Please print every record below exactly as it appears.

[ENTRIES SUPPLIED]
>> begin

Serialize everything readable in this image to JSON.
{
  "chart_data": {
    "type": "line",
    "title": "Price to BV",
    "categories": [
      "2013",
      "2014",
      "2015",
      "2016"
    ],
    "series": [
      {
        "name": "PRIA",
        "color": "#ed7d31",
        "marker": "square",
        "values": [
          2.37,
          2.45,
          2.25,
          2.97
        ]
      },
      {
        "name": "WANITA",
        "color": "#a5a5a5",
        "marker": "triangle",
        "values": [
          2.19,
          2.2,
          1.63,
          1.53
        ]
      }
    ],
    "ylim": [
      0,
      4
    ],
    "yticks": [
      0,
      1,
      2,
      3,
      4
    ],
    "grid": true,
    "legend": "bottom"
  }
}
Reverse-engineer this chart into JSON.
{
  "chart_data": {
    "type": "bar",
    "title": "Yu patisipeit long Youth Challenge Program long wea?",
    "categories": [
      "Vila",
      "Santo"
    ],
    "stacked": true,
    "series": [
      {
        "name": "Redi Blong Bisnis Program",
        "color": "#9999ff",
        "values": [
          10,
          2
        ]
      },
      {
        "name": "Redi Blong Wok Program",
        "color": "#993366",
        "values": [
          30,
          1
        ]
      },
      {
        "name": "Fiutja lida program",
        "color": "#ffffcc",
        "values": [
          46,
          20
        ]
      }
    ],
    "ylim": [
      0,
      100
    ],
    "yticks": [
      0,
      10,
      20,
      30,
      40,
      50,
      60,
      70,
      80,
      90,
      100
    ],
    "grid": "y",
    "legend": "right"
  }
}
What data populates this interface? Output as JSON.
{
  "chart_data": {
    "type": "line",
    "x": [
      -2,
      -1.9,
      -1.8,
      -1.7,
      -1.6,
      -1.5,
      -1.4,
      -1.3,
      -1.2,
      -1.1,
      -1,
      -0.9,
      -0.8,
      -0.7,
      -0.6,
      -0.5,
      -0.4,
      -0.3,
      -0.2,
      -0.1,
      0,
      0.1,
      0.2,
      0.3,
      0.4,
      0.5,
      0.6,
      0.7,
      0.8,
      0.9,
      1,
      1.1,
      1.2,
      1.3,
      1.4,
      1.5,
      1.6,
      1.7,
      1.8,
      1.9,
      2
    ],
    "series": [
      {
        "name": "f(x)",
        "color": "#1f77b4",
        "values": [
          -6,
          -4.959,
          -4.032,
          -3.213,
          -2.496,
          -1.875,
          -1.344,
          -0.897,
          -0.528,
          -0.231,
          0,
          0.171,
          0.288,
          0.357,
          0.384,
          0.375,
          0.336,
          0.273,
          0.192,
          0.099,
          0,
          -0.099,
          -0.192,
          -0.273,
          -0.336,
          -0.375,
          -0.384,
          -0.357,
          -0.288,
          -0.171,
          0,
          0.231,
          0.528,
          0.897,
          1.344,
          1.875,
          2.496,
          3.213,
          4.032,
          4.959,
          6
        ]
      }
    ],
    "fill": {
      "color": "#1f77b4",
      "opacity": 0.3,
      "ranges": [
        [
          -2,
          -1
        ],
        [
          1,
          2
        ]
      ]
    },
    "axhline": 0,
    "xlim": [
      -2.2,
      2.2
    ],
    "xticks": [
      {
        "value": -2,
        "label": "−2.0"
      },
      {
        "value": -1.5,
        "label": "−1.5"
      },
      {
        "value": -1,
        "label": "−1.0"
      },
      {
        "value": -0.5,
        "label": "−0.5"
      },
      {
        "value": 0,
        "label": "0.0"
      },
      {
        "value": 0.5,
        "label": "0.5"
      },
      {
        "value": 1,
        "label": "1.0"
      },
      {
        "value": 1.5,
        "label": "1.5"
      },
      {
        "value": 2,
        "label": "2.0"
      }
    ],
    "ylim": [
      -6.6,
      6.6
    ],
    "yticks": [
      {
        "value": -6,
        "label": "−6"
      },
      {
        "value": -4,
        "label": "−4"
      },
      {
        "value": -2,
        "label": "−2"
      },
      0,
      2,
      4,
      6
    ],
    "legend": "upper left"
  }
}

>> end

[WRITTEN SOLUTION]
Serialize everything readable in this image to JSON.
{
  "chart_data": {
    "type": "line",
    "title": "Price to BV",
    "categories": [
      "2013",
      "2014",
      "2015",
      "2016"
    ],
    "series": [
      {
        "name": "PRIA",
        "color": "#ed7d31",
        "marker": "square",
        "values": [
          2.37,
          2.45,
          2.25,
          2.97
        ]
      },
      {
        "name": "WANITA",
        "color": "#a5a5a5",
        "marker": "triangle",
        "values": [
          2.19,
          2.2,
          1.63,
          1.53
        ]
      }
    ],
    "ylim": [
      0,
      4
    ],
    "yticks": [
      0,
      1,
      2,
      3,
      4
    ],
    "grid": true,
    "legend": "bottom"
  }
}
Reverse-engineer this chart into JSON.
{
  "chart_data": {
    "type": "bar",
    "title": "Yu patisipeit long Youth Challenge Program long wea?",
    "categories": [
      "Vila",
      "Santo"
    ],
    "stacked": true,
    "series": [
      {
        "name": "Redi Blong Bisnis Program",
        "color": "#9999ff",
        "values": [
          10,
          2
        ]
      },
      {
        "name": "Redi Blong Wok Program",
        "color": "#993366",
        "values": [
          30,
          1
        ]
      },
      {
        "name": "Fiutja lida program",
        "color": "#ffffcc",
        "values": [
          46,
          20
        ]
      }
    ],
    "ylim": [
      0,
      100
    ],
    "yticks": [
      0,
      10,
      20,
      30,
      40,
      50,
      60,
      70,
      80,
      90,
      100
    ],
    "grid": "y",
    "legend": "right"
  }
}
What data populates this interface? Output as JSON.
{
  "chart_data": {
    "type": "line",
    "x": [
      -2,
      -1.9,
      -1.8,
      -1.7,
      -1.6,
      -1.5,
      -1.4,
      -1.3,
      -1.2,
      -1.1,
      -1,
      -0.9,
      -0.8,
      -0.7,
      -0.6,
      -0.5,
      -0.4,
      -0.3,
      -0.2,
      -0.1,
      0,
      0.1,
      0.2,
      0.3,
      0.4,
      0.5,
      0.6,
      0.7,
      0.8,
      0.9,
      1,
      1.1,
      1.2,
      1.3,
      1.4,
      1.5,
      1.6,
      1.7,
      1.8,
      1.9,
      2
    ],
    "series": [
      {
        "name": "f(x)",
        "color": "#1f77b4",
        "values": [
          -6,
          -4.959,
          -4.032,
          -3.213,
          -2.496,
          -1.875,
          -1.344,
          -0.897,
          -0.528,
          -0.231,
          0,
          0.171,
          0.288,
          0.357,
          0.384,
          0.375,
          0.336,
          0.273,
          0.192,
          0.099,
          0,
          -0.099,
          -0.192,
          -0.273,
          -0.336,
          -0.375,
          -0.384,
          -0.357,
          -0.288,
          -0.171,
          0,
          0.231,
          0.528,
          0.897,
          1.344,
          1.875,
          2.496,
          3.213,
          4.032,
          4.959,
          6
        ]
      }
    ],
    "fill": {
      "color": "#1f77b4",
      "opacity": 0.3,
      "ranges": [
        [
          -2,
          -1
        ],
        [
          1,
          2
        ]
      ]
    },
    "axhline": 0,
    "xlim": [
      -2.2,
      2.2
    ],
    "xticks": [
      {
        "value": -2,
        "label": "−2.0"
      },
      {
        "value": -1.5,
        "label": "−1.5"
      },
      {
        "value": -1,
        "label": "−1.0"
      },
      {
        "value": -0.5,
        "label": "−0.5"
      },
      {
        "value": 0,
        "label": "0.0"
      },
      {
        "value": 0.5,
        "label": "0.5"
      },
      {
        "value": 1,
        "label": "1.0"
      },
      {
        "value": 1.5,
        "label": "1.5"
      },
      {
        "value": 2,
        "label": "2.0"
      }
    ],
    "ylim": [
      -6.6,
      6.6
    ],
    "yticks": [
      {
        "value": -6,
        "label": "−6"
      },
      {
        "value": -4,
        "label": "−4"
      },
      {
        "value": -2,
        "label": "−2"
      },
      0,
      2,
      4,
      6
    ],
    "legend": "upper left"
  }
}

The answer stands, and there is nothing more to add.